- **MATERIAL TO PROCESS**:
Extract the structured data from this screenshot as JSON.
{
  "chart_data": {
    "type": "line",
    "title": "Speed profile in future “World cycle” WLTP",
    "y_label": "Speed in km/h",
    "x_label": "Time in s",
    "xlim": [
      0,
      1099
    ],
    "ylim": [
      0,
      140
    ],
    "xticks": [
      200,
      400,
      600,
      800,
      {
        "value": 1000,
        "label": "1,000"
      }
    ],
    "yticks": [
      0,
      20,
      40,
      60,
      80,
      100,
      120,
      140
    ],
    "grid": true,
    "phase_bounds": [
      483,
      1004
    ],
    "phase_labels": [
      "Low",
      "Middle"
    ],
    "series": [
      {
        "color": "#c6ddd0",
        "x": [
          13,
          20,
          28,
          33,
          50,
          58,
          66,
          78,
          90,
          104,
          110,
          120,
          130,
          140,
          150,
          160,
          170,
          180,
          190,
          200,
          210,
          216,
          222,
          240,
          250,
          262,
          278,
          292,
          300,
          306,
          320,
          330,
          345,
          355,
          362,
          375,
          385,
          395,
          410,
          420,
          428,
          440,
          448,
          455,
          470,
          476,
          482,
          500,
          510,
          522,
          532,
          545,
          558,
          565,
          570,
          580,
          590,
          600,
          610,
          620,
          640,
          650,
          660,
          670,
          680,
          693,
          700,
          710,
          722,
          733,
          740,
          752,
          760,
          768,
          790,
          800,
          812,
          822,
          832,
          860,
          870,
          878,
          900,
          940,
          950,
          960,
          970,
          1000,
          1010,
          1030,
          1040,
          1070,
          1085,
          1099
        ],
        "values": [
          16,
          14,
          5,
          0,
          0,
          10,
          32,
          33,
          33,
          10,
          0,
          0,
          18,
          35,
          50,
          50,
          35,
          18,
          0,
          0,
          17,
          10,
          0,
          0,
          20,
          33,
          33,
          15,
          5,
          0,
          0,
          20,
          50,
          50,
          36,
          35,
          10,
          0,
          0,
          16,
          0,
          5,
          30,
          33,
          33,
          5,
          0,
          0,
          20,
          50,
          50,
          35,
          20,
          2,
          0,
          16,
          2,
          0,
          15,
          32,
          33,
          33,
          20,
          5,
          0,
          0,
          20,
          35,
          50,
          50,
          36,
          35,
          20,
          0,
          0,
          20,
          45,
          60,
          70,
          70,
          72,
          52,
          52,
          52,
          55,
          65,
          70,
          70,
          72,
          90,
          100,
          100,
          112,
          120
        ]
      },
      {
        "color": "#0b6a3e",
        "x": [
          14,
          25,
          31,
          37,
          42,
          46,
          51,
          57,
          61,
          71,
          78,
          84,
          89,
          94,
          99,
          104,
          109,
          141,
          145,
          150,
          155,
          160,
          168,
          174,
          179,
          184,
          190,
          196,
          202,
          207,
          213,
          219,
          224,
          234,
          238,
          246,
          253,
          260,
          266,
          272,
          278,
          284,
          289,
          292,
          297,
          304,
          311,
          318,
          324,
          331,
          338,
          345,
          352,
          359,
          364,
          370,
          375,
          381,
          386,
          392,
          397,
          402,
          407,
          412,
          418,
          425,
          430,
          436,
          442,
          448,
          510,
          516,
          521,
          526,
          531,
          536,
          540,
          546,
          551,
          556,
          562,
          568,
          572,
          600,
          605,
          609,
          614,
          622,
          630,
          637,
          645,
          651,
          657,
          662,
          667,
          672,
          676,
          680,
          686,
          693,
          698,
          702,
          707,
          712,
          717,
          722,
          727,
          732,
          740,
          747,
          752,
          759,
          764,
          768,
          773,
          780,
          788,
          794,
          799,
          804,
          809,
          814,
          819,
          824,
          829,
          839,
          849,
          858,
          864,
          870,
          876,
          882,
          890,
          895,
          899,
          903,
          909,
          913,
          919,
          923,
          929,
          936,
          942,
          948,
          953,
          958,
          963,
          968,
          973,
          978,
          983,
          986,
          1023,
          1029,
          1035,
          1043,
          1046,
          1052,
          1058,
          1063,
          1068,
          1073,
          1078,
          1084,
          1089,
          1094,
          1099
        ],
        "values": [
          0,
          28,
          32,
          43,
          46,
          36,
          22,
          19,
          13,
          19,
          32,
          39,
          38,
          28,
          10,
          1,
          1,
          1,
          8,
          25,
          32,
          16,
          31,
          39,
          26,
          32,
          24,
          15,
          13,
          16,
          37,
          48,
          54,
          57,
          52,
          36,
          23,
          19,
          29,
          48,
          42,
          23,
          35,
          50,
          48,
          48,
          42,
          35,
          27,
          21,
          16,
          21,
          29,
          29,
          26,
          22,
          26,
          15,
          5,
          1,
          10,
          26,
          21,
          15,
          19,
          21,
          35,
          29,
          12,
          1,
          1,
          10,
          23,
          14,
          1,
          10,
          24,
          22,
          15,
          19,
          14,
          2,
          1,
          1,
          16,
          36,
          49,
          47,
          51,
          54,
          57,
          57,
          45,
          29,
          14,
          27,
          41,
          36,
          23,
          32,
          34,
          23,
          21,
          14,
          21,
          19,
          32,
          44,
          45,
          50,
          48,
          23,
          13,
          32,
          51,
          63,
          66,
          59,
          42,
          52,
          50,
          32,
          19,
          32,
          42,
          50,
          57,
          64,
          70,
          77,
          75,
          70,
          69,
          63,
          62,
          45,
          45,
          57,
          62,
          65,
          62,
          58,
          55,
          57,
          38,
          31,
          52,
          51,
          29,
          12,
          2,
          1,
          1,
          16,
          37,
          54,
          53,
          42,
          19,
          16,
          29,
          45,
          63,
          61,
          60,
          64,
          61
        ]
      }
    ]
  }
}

- **EXERCISE REQUIREMENTS**: The entries above should be repeated exactly, every one of them.

- **SOLUTION**:
Extract the structured data from this screenshot as JSON.
{
  "chart_data": {
    "type": "line",
    "title": "Speed profile in future “World cycle” WLTP",
    "y_label": "Speed in km/h",
    "x_label": "Time in s",
    "xlim": [
      0,
      1099
    ],
    "ylim": [
      0,
      140
    ],
    "xticks": [
      200,
      400,
      600,
      800,
      {
        "value": 1000,
        "label": "1,000"
      }
    ],
    "yticks": [
      0,
      20,
      40,
      60,
      80,
      100,
      120,
      140
    ],
    "grid": true,
    "phase_bounds": [
      483,
      1004
    ],
    "phase_labels": [
      "Low",
      "Middle"
    ],
    "series": [
      {
        "color": "#c6ddd0",
        "x": [
          13,
          20,
          28,
          33,
          50,
          58,
          66,
          78,
          90,
          104,
          110,
          120,
          130,
          140,
          150,
          160,
          170,
          180,
          190,
          200,
          210,
          216,
          222,
          240,
          250,
          262,
          278,
          292,
          300,
          306,
          320,
          330,
          345,
          355,
          362,
          375,
          385,
          395,
          410,
          420,
          428,
          440,
          448,
          455,
          470,
          476,
          482,
          500,
          510,
          522,
          532,
          545,
          558,
          565,
          570,
          580,
          590,
          600,
          610,
          620,
          640,
          650,
          660,
          670,
          680,
          693,
          700,
          710,
          722,
          733,
          740,
          752,
          760,
          768,
          790,
          800,
          812,
          822,
          832,
          860,
          870,
          878,
          900,
          940,
          950,
          960,
          970,
          1000,
          1010,
          1030,
          1040,
          1070,
          1085,
          1099
        ],
        "values": [
          16,
          14,
          5,
          0,
          0,
          10,
          32,
          33,
          33,
          10,
          0,
          0,
          18,
          35,
          50,
          50,
          35,
          18,
          0,
          0,
          17,
          10,
          0,
          0,
          20,
          33,
          33,
          15,
          5,
          0,
          0,
          20,
          50,
          50,
          36,
          35,
          10,
          0,
          0,
          16,
          0,
          5,
          30,
          33,
          33,
          5,
          0,
          0,
          20,
          50,
          50,
          35,
          20,
          2,
          0,
          16,
          2,
          0,
          15,
          32,
          33,
          33,
          20,
          5,
          0,
          0,
          20,
          35,
          50,
          50,
          36,
          35,
          20,
          0,
          0,
          20,
          45,
          60,
          70,
          70,
          72,
          52,
          52,
          52,
          55,
          65,
          70,
          70,
          72,
          90,
          100,
          100,
          112,
          120
        ]
      },
      {
        "color": "#0b6a3e",
        "x": [
          14,
          25,
          31,
          37,
          42,
          46,
          51,
          57,
          61,
          71,
          78,
          84,
          89,
          94,
          99,
          104,
          109,
          141,
          145,
          150,
          155,
          160,
          168,
          174,
          179,
          184,
          190,
          196,
          202,
          207,
          213,
          219,
          224,
          234,
          238,
          246,
          253,
          260,
          266,
          272,
          278,
          284,
          289,
          292,
          297,
          304,
          311,
          318,
          324,
          331,
          338,
          345,
          352,
          359,
          364,
          370,
          375,
          381,
          386,
          392,
          397,
          402,
          407,
          412,
          418,
          425,
          430,
          436,
          442,
          448,
          510,
          516,
          521,
          526,
          531,
          536,
          540,
          546,
          551,
          556,
          562,
          568,
          572,
          600,
          605,
          609,
          614,
          622,
          630,
          637,
          645,
          651,
          657,
          662,
          667,
          672,
          676,
          680,
          686,
          693,
          698,
          702,
          707,
          712,
          717,
          722,
          727,
          732,
          740,
          747,
          752,
          759,
          764,
          768,
          773,
          780,
          788,
          794,
          799,
          804,
          809,
          814,
          819,
          824,
          829,
          839,
          849,
          858,
          864,
          870,
          876,
          882,
          890,
          895,
          899,
          903,
          909,
          913,
          919,
          923,
          929,
          936,
          942,
          948,
          953,
          958,
          963,
          968,
          973,
          978,
          983,
          986,
          1023,
          1029,
          1035,
          1043,
          1046,
          1052,
          1058,
          1063,
          1068,
          1073,
          1078,
          1084,
          1089,
          1094,
          1099
        ],
        "values": [
          0,
          28,
          32,
          43,
          46,
          36,
          22,
          19,
          13,
          19,
          32,
          39,
          38,
          28,
          10,
          1,
          1,
          1,
          8,
          25,
          32,
          16,
          31,
          39,
          26,
          32,
          24,
          15,
          13,
          16,
          37,
          48,
          54,
          57,
          52,
          36,
          23,
          19,
          29,
          48,
          42,
          23,
          35,
          50,
          48,
          48,
          42,
          35,
          27,
          21,
          16,
          21,
          29,
          29,
          26,
          22,
          26,
          15,
          5,
          1,
          10,
          26,
          21,
          15,
          19,
          21,
          35,
          29,
          12,
          1,
          1,
          10,
          23,
          14,
          1,
          10,
          24,
          22,
          15,
          19,
          14,
          2,
          1,
          1,
          16,
          36,
          49,
          47,
          51,
          54,
          57,
          57,
          45,
          29,
          14,
          27,
          41,
          36,
          23,
          32,
          34,
          23,
          21,
          14,
          21,
          19,
          32,
          44,
          45,
          50,
          48,
          23,
          13,
          32,
          51,
          63,
          66,
          59,
          42,
          52,
          50,
          32,
          19,
          32,
          42,
          50,
          57,
          64,
          70,
          77,
          75,
          70,
          69,
          63,
          62,
          45,
          45,
          57,
          62,
          65,
          62,
          58,
          55,
          57,
          38,
          31,
          52,
          51,
          29,
          12,
          2,
          1,
          1,
          16,
          37,
          54,
          53,
          42,
          19,
          16,
          29,
          45,
          63,
          61,
          60,
          64,
          61
        ]
      }
    ]
  }
}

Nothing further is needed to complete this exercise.